• _Your objective_: Copy each of the rows below word for word, keeping every line in the order shown.

• _Extracted material_:
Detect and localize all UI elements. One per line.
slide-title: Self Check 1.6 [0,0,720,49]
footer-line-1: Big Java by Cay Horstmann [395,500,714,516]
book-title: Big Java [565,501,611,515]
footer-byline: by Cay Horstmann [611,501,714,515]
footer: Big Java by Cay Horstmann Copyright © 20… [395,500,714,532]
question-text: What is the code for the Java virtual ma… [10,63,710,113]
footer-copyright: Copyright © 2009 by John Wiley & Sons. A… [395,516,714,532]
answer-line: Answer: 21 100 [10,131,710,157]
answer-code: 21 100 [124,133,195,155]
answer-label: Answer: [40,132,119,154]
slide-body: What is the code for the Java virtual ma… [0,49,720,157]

• _Exercise solution_:
Detect and localize all UI elements. One per line.
slide-title: Self Check 1.6 [0,0,720,49]
footer-line-1: Big Java by Cay Horstmann [395,500,714,516]
book-title: Big Java [565,501,611,515]
footer-byline: by Cay Horstmann [611,501,714,515]
footer: Big Java by Cay Horstmann Copyright © 20… [395,500,714,532]
question-text: What is the code for the Java virtual ma… [10,63,710,113]
footer-copyright: Copyright © 2009 by John Wiley & Sons. A… [395,516,714,532]
answer-line: Answer: 21 100 [10,131,710,157]
answer-code: 21 100 [124,133,195,155]
answer-label: Answer: [40,132,119,154]
slide-body: What is the code for the Java virtual ma… [0,49,720,157]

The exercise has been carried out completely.